= Beginning of Section =

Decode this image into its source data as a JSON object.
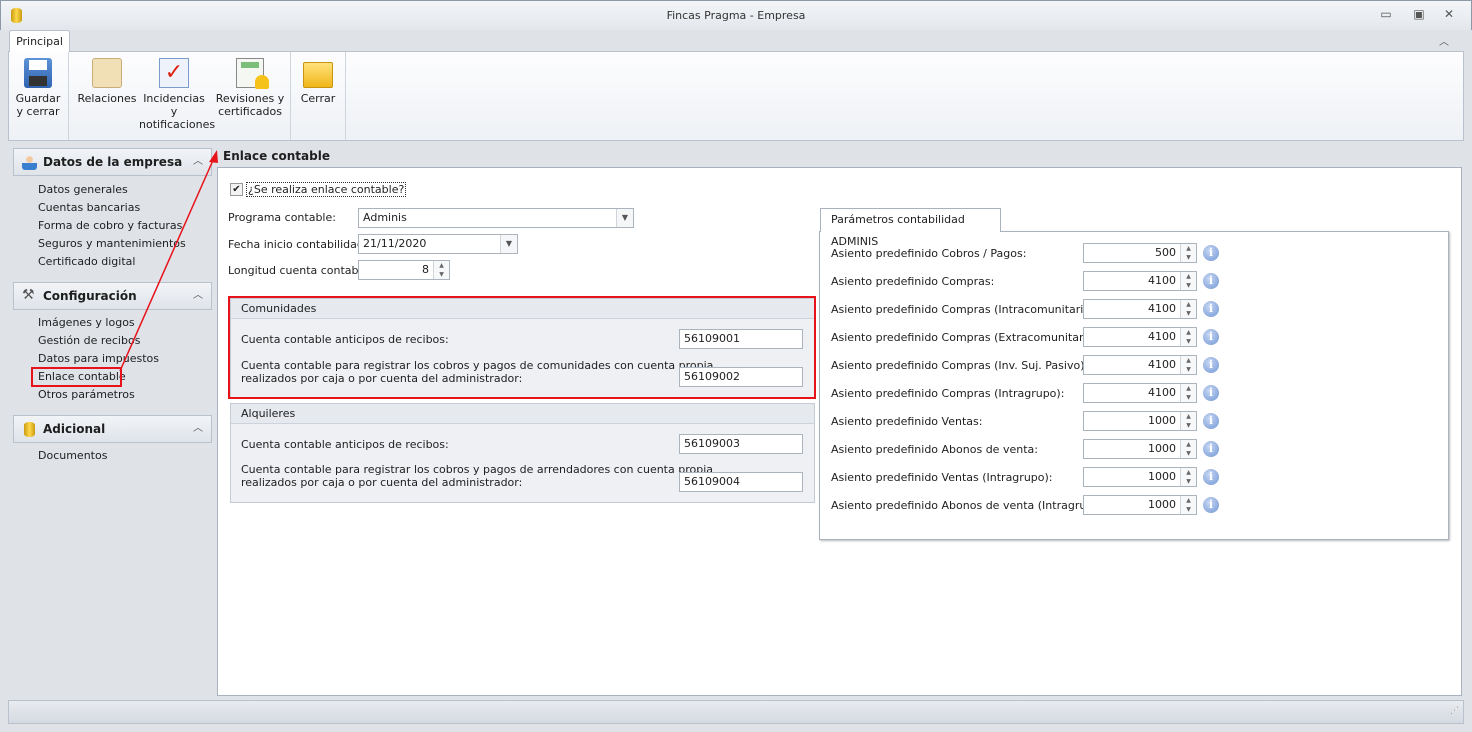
{
  "window": {
    "title": "Fincas Pragma - Empresa",
    "min": "▭",
    "max": "▣",
    "close": "✕",
    "collapse": "︿"
  },
  "ribbon": {
    "tab": "Principal",
    "buttons": [
      {
        "id": "guardar",
        "l1": "Guardar",
        "l2": "y cerrar",
        "icon": "floppy-disk-icon"
      },
      {
        "id": "relaciones",
        "l1": "Relaciones",
        "l2": "",
        "icon": "contact-cards-icon"
      },
      {
        "id": "incidencias",
        "l1": "Incidencias y",
        "l2": "notificaciones",
        "icon": "mail-check-icon"
      },
      {
        "id": "revisiones",
        "l1": "Revisiones y",
        "l2": "certificados",
        "icon": "notebook-bell-icon"
      },
      {
        "id": "cerrar",
        "l1": "Cerrar",
        "l2": "",
        "icon": "folder-arrow-icon"
      }
    ]
  },
  "sidebar": {
    "groups": [
      {
        "title": "Datos de la empresa",
        "items": [
          "Datos generales",
          "Cuentas bancarias",
          "Forma de cobro y facturas",
          "Seguros y mantenimientos",
          "Certificado digital"
        ]
      },
      {
        "title": "Configuración",
        "items": [
          "Imágenes y logos",
          "Gestión de recibos",
          "Datos para impuestos",
          "Enlace contable",
          "Otros parámetros"
        ]
      },
      {
        "title": "Adicional",
        "items": [
          "Documentos"
        ]
      }
    ]
  },
  "main": {
    "title": "Enlace contable",
    "checkbox": {
      "label": "¿Se realiza enlace contable?",
      "checked": true
    },
    "programa": {
      "label": "Programa contable:",
      "value": "Adminis"
    },
    "fecha": {
      "label": "Fecha inicio contabilidad:",
      "value": "21/11/2020"
    },
    "longitud": {
      "label": "Longitud cuenta contable:",
      "value": "8"
    },
    "comunidades": {
      "title": "Comunidades",
      "l1": "Cuenta contable anticipos de recibos:",
      "v1": "56109001",
      "l2a": "Cuenta contable para registrar los cobros y pagos de comunidades con cuenta propia",
      "l2b": "realizados por caja o por cuenta del administrador:",
      "v2": "56109002"
    },
    "alquileres": {
      "title": "Alquileres",
      "l1": "Cuenta contable anticipos de recibos:",
      "v1": "56109003",
      "l2a": "Cuenta contable para registrar los cobros y pagos de arrendadores con cuenta propia",
      "l2b": "realizados por caja o por cuenta del administrador:",
      "v2": "56109004"
    }
  },
  "params": {
    "tab": "Parámetros contabilidad ADMINIS",
    "info": "i",
    "rows": [
      {
        "label": "Asiento  predefinido Cobros / Pagos:",
        "value": "500"
      },
      {
        "label": "Asiento  predefinido Compras:",
        "value": "4100"
      },
      {
        "label": "Asiento  predefinido Compras (Intracomunitarias):",
        "value": "4100"
      },
      {
        "label": "Asiento  predefinido Compras (Extracomunitarias):",
        "value": "4100"
      },
      {
        "label": "Asiento  predefinido Compras (Inv. Suj. Pasivo):",
        "value": "4100"
      },
      {
        "label": "Asiento  predefinido Compras (Intragrupo):",
        "value": "4100"
      },
      {
        "label": "Asiento  predefinido Ventas:",
        "value": "1000"
      },
      {
        "label": "Asiento  predefinido Abonos de venta:",
        "value": "1000"
      },
      {
        "label": "Asiento  predefinido Ventas (Intragrupo):",
        "value": "1000"
      },
      {
        "label": "Asiento  predefinido Abonos de venta (Intragrupo):",
        "value": "1000"
      }
    ]
  }
}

= End of Section =

EXERCISE: Using the material above, report each line where "Datos" occurs.

SOLUTION:
        "title": "Datos de la empresa",
          "Datos generales",
          "Datos para impuestos",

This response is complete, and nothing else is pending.